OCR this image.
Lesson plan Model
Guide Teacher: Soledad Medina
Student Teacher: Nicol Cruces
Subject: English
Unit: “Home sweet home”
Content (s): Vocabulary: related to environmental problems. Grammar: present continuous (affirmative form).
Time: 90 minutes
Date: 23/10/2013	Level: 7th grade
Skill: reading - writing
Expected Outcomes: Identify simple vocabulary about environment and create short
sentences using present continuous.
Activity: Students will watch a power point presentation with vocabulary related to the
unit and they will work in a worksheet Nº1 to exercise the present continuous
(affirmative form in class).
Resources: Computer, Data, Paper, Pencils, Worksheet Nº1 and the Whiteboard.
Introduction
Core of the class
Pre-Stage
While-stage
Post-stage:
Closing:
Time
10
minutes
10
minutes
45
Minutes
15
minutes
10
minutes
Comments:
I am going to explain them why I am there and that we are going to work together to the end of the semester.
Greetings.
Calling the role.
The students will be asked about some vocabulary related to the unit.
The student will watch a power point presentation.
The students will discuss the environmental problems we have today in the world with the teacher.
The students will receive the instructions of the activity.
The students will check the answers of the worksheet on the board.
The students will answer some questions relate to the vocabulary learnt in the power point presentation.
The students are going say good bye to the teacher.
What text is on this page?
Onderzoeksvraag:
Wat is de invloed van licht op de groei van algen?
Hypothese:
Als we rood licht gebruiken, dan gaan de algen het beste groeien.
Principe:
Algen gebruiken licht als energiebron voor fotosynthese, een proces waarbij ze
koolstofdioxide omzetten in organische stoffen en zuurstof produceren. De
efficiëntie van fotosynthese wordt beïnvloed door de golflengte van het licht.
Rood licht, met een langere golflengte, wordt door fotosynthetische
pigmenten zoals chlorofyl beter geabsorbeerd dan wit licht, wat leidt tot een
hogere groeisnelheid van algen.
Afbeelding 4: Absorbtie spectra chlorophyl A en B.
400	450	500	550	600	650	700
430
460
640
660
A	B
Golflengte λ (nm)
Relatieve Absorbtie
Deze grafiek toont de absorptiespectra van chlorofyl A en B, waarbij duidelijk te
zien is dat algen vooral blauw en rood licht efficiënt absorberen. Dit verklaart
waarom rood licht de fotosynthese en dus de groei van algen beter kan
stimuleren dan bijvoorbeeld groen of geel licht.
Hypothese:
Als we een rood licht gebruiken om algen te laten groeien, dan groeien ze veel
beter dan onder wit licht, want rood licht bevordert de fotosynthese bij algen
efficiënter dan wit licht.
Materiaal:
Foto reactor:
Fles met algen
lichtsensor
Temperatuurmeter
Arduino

= = = = =

# [Prompt]
Copy each record from above exactly, and include every line.

# [Task answer]
OCR this image.
Lesson plan Model
Guide Teacher: Soledad Medina
Student Teacher: Nicol Cruces
Subject: English
Unit: “Home sweet home”
Content (s): Vocabulary: related to environmental problems. Grammar: present continuous (affirmative form).
Time: 90 minutes
Date: 23/10/2013	Level: 7th grade
Skill: reading - writing
Expected Outcomes: Identify simple vocabulary about environment and create short
sentences using present continuous.
Activity: Students will watch a power point presentation with vocabulary related to the
unit and they will work in a worksheet Nº1 to exercise the present continuous
(affirmative form in class).
Resources: Computer, Data, Paper, Pencils, Worksheet Nº1 and the Whiteboard.
Introduction
Core of the class
Pre-Stage
While-stage
Post-stage:
Closing:
Time
10
minutes
10
minutes
45
Minutes
15
minutes
10
minutes
Comments:
I am going to explain them why I am there and that we are going to work together to the end of the semester.
Greetings.
Calling the role.
The students will be asked about some vocabulary related to the unit.
The student will watch a power point presentation.
The students will discuss the environmental problems we have today in the world with the teacher.
The students will receive the instructions of the activity.
The students will check the answers of the worksheet on the board.
The students will answer some questions relate to the vocabulary learnt in the power point presentation.
The students are going say good bye to the teacher.
What text is on this page?
Onderzoeksvraag:
Wat is de invloed van licht op de groei van algen?
Hypothese:
Als we rood licht gebruiken, dan gaan de algen het beste groeien.
Principe:
Algen gebruiken licht als energiebron voor fotosynthese, een proces waarbij ze
koolstofdioxide omzetten in organische stoffen en zuurstof produceren. De
efficiëntie van fotosynthese wordt beïnvloed door de golflengte van het licht.
Rood licht, met een langere golflengte, wordt door fotosynthetische
pigmenten zoals chlorofyl beter geabsorbeerd dan wit licht, wat leidt tot een
hogere groeisnelheid van algen.
Afbeelding 4: Absorbtie spectra chlorophyl A en B.
400	450	500	550	600	650	700
430
460
640
660
A	B
Golflengte λ (nm)
Relatieve Absorbtie
Deze grafiek toont de absorptiespectra van chlorofyl A en B, waarbij duidelijk te
zien is dat algen vooral blauw en rood licht efficiënt absorberen. Dit verklaart
waarom rood licht de fotosynthese en dus de groei van algen beter kan
stimuleren dan bijvoorbeeld groen of geel licht.
Hypothese:
Als we een rood licht gebruiken om algen te laten groeien, dan groeien ze veel
beter dan onder wit licht, want rood licht bevordert de fotosynthese bij algen
efficiënter dan wit licht.
Materiaal:
Foto reactor:
Fles met algen
lichtsensor
Temperatuurmeter
Arduino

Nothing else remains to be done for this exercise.